▶ _STATED PROBLEM_
In the entries below, find every line holding the string "images" and collect it.
--------------------------------
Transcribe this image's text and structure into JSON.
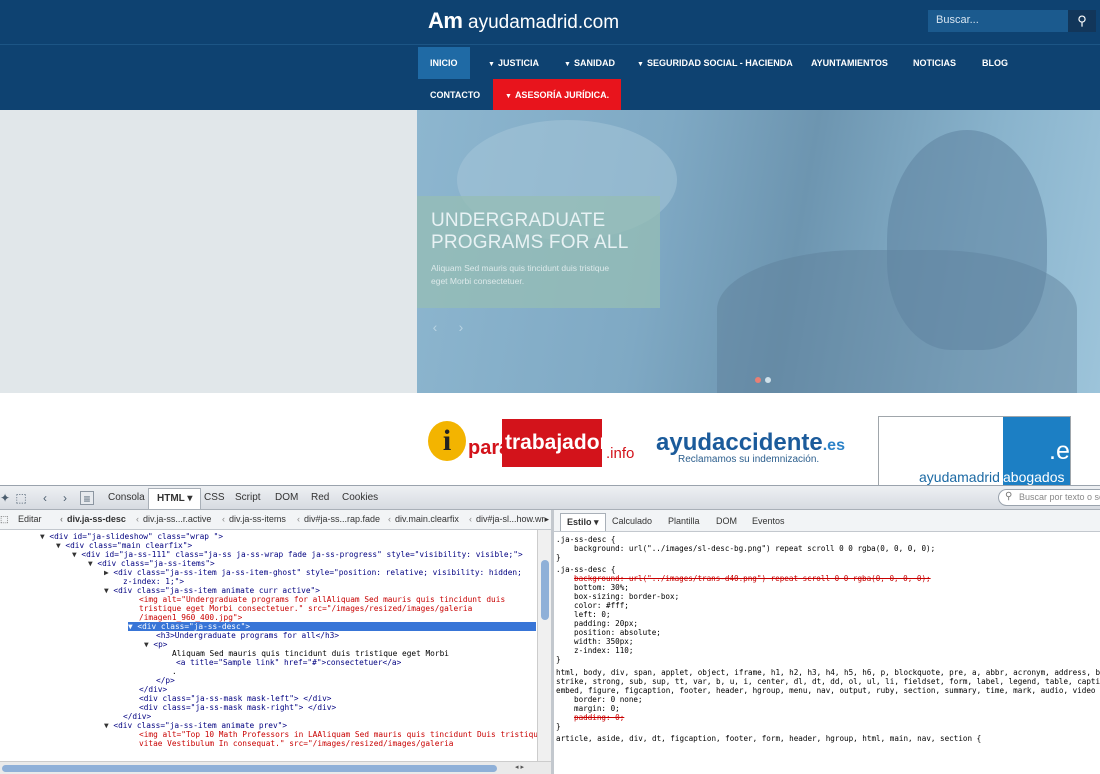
{
  "site": {
    "logo_mark": "Am",
    "logo_text": "ayudamadrid.com",
    "search_placeholder": "Buscar...",
    "nav": [
      {
        "label": "INICIO",
        "caret": false
      },
      {
        "label": "JUSTICIA",
        "caret": true
      },
      {
        "label": "SANIDAD",
        "caret": true
      },
      {
        "label": "SEGURIDAD SOCIAL - HACIENDA",
        "caret": true
      },
      {
        "label": "AYUNTAMIENTOS",
        "caret": false
      },
      {
        "label": "NOTICIAS",
        "caret": false
      },
      {
        "label": "BLOG",
        "caret": false
      },
      {
        "label": "CONTACTO",
        "caret": false
      },
      {
        "label": "ASESORÍA JURÍDICA.",
        "caret": true
      }
    ]
  },
  "hero": {
    "title_line1": "UNDERGRADUATE",
    "title_line2": "PROGRAMS FOR ALL",
    "text_line1": "Aliquam Sed mauris quis tincidunt duis tristique",
    "text_line2": "eget Morbi consectetuer."
  },
  "partners": {
    "p1_i": "i",
    "p1_para": "para",
    "p1_trab": "trabajadores",
    "p1_info": ".info",
    "p2_name": "ayudaccidente",
    "p2_tld": ".es",
    "p2_slogan": "Reclamamos su indemnización.",
    "p3_tld": ".es",
    "p3_name": "ayudamadrid",
    "p3_sub": "abogados"
  },
  "devtools": {
    "tabs": [
      "Consola",
      "HTML",
      "CSS",
      "Script",
      "DOM",
      "Red",
      "Cookies"
    ],
    "selected_tab": "HTML",
    "search_placeholder": "Buscar por texto o sele",
    "edit_label": "Editar",
    "breadcrumbs": [
      "div.ja-ss-desc",
      "div.ja-ss...r.active",
      "div.ja-ss-items",
      "div#ja-ss...rap.fade",
      "div.main.clearfix",
      "div#ja-sl...how.wr"
    ],
    "side_tabs": [
      "Estilo",
      "Calculado",
      "Plantilla",
      "DOM",
      "Eventos"
    ],
    "html_lines": [
      "<div id=\"ja-slideshow\" class=\"wrap \">",
      "<div class=\"main clearfix\">",
      "<div id=\"ja-ss-111\" class=\"ja-ss ja-ss-wrap fade ja-ss-progress\" style=\"visibility: visible;\">",
      "<div class=\"ja-ss-items\">",
      "<div class=\"ja-ss-item ja-ss-item-ghost\" style=\"position: relative; visibility: hidden;",
      "z-index: 1;\">",
      "<div class=\"ja-ss-item animate curr active\">",
      "<img alt=\"Undergraduate programs for allAliquam Sed mauris quis tincidunt duis",
      "tristique eget Morbi consectetuer.\" src=\"/images/resized/images/galeria",
      "/imagen1_960_400.jpg\">",
      "<div class=\"ja-ss-desc\">",
      "<h3>Undergraduate programs for all</h3>",
      "<p>",
      "Aliquam Sed mauris quis tincidunt duis tristique eget Morbi",
      "<a title=\"Sample link\" href=\"#\">consectetuer</a>",
      ".",
      "</p>",
      "</div>",
      "<div class=\"ja-ss-mask mask-left\"> </div>",
      "<div class=\"ja-ss-mask mask-right\"> </div>",
      "</div>",
      "<div class=\"ja-ss-item animate prev\">",
      "<img alt=\"Top 10 Math Professors in LAAliquam Sed mauris quis tincidunt Duis tristique",
      "vitae Vestibulum In consequat.\" src=\"/images/resized/images/galeria"
    ],
    "css_lines": [
      ".ja-ss-desc {",
      "background: url(\"../images/sl-desc-bg.png\") repeat scroll 0 0 rgba(0, 0, 0, 0);",
      "}",
      ".ja-ss-desc {",
      "background: url(\"../images/trans-d40.png\") repeat scroll 0 0 rgba(0, 0, 0, 0);",
      "bottom: 30%;",
      "box-sizing: border-box;",
      "color: #fff;",
      "left: 0;",
      "padding: 20px;",
      "position: absolute;",
      "width: 350px;",
      "z-index: 110;",
      "}",
      "html, body, div, span, applet, object, iframe, h1, h2, h3, h4, h5, h6, p, blockquote, pre, a, abbr, acronym, address, b",
      "strike, strong, sub, sup, tt, var, b, u, i, center, dl, dt, dd, ol, ul, li, fieldset, form, label, legend, table, capti",
      "embed, figure, figcaption, footer, header, hgroup, menu, nav, output, ruby, section, summary, time, mark, audio, video",
      "border: 0 none;",
      "margin: 0;",
      "padding: 0;",
      "}",
      "article, aside, div, dt, figcaption, footer, form, header, hgroup, html, main, nav, section {"
    ]
  }
}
--------------------------------
▶ _FINAL ANSWER_
      "tristique eget Morbi consectetuer.\" src=\"/images/resized/images/galeria",
      "vitae Vestibulum In consequat.\" src=\"/images/resized/images/galeria"
      "background: url(\"../images/sl-desc-bg.png\") repeat scroll 0 0 rgba(0, 0, 0, 0);",
      "background: url(\"../images/trans-d40.png\") repeat scroll 0 0 rgba(0, 0, 0, 0);",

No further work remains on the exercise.